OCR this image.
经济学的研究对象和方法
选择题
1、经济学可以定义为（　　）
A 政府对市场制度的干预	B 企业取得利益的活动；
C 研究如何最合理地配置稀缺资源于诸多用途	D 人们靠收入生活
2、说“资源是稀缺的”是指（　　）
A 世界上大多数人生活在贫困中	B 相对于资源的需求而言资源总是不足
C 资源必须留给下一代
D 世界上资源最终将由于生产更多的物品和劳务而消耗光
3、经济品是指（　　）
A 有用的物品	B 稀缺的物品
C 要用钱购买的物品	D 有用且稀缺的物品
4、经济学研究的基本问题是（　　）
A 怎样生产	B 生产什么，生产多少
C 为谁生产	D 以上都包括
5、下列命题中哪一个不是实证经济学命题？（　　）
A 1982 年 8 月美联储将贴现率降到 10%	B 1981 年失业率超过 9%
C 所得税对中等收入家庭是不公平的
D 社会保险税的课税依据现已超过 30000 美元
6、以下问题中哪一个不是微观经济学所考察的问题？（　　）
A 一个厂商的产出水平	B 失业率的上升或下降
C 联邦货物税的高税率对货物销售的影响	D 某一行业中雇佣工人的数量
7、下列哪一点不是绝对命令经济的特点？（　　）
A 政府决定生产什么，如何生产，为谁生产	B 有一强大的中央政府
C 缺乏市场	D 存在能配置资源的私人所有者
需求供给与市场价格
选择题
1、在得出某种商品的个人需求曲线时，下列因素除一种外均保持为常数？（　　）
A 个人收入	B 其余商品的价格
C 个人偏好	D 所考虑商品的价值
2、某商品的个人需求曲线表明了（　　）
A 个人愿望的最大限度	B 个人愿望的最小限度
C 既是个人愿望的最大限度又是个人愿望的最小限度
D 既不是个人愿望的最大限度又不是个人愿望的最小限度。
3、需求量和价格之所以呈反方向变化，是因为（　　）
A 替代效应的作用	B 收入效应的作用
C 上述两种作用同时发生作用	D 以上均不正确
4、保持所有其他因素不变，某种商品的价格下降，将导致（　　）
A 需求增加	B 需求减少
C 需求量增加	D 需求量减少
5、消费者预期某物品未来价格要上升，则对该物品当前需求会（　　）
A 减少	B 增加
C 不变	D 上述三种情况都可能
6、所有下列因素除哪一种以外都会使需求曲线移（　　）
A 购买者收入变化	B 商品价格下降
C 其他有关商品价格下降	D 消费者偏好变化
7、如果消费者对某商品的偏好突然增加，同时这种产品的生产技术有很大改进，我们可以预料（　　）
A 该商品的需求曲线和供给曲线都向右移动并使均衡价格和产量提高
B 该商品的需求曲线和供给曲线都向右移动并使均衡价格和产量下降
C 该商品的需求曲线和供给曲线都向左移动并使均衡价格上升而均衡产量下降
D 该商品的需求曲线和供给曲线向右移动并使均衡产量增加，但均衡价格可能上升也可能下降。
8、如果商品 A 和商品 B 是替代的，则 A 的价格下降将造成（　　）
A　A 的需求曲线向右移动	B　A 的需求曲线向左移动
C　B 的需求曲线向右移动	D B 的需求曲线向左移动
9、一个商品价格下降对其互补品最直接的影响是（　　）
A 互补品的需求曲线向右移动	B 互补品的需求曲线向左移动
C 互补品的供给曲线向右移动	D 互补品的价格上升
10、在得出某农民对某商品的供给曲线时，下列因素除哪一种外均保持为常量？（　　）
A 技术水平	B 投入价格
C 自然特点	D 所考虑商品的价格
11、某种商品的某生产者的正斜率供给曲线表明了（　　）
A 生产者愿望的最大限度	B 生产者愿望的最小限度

● ● ● ●

● Instructions to follow
Set out the complete listing exactly as shown.

● Problem solution
OCR this image.
经济学的研究对象和方法
选择题
1、经济学可以定义为（　　）
A 政府对市场制度的干预	B 企业取得利益的活动；
C 研究如何最合理地配置稀缺资源于诸多用途	D 人们靠收入生活
2、说“资源是稀缺的”是指（　　）
A 世界上大多数人生活在贫困中	B 相对于资源的需求而言资源总是不足
C 资源必须留给下一代
D 世界上资源最终将由于生产更多的物品和劳务而消耗光
3、经济品是指（　　）
A 有用的物品	B 稀缺的物品
C 要用钱购买的物品	D 有用且稀缺的物品
4、经济学研究的基本问题是（　　）
A 怎样生产	B 生产什么，生产多少
C 为谁生产	D 以上都包括
5、下列命题中哪一个不是实证经济学命题？（　　）
A 1982 年 8 月美联储将贴现率降到 10%	B 1981 年失业率超过 9%
C 所得税对中等收入家庭是不公平的
D 社会保险税的课税依据现已超过 30000 美元
6、以下问题中哪一个不是微观经济学所考察的问题？（　　）
A 一个厂商的产出水平	B 失业率的上升或下降
C 联邦货物税的高税率对货物销售的影响	D 某一行业中雇佣工人的数量
7、下列哪一点不是绝对命令经济的特点？（　　）
A 政府决定生产什么，如何生产，为谁生产	B 有一强大的中央政府
C 缺乏市场	D 存在能配置资源的私人所有者
需求供给与市场价格
选择题
1、在得出某种商品的个人需求曲线时，下列因素除一种外均保持为常数？（　　）
A 个人收入	B 其余商品的价格
C 个人偏好	D 所考虑商品的价值
2、某商品的个人需求曲线表明了（　　）
A 个人愿望的最大限度	B 个人愿望的最小限度
C 既是个人愿望的最大限度又是个人愿望的最小限度
D 既不是个人愿望的最大限度又不是个人愿望的最小限度。
3、需求量和价格之所以呈反方向变化，是因为（　　）
A 替代效应的作用	B 收入效应的作用
C 上述两种作用同时发生作用	D 以上均不正确
4、保持所有其他因素不变，某种商品的价格下降，将导致（　　）
A 需求增加	B 需求减少
C 需求量增加	D 需求量减少
5、消费者预期某物品未来价格要上升，则对该物品当前需求会（　　）
A 减少	B 增加
C 不变	D 上述三种情况都可能
6、所有下列因素除哪一种以外都会使需求曲线移（　　）
A 购买者收入变化	B 商品价格下降
C 其他有关商品价格下降	D 消费者偏好变化
7、如果消费者对某商品的偏好突然增加，同时这种产品的生产技术有很大改进，我们可以预料（　　）
A 该商品的需求曲线和供给曲线都向右移动并使均衡价格和产量提高
B 该商品的需求曲线和供给曲线都向右移动并使均衡价格和产量下降
C 该商品的需求曲线和供给曲线都向左移动并使均衡价格上升而均衡产量下降
D 该商品的需求曲线和供给曲线向右移动并使均衡产量增加，但均衡价格可能上升也可能下降。
8、如果商品 A 和商品 B 是替代的，则 A 的价格下降将造成（　　）
A　A 的需求曲线向右移动	B　A 的需求曲线向左移动
C　B 的需求曲线向右移动	D B 的需求曲线向左移动
9、一个商品价格下降对其互补品最直接的影响是（　　）
A 互补品的需求曲线向右移动	B 互补品的需求曲线向左移动
C 互补品的供给曲线向右移动	D 互补品的价格上升
10、在得出某农民对某商品的供给曲线时，下列因素除哪一种外均保持为常量？（　　）
A 技术水平	B 投入价格
C 自然特点	D 所考虑商品的价格
11、某种商品的某生产者的正斜率供给曲线表明了（　　）
A 生产者愿望的最大限度	B 生产者愿望的最小限度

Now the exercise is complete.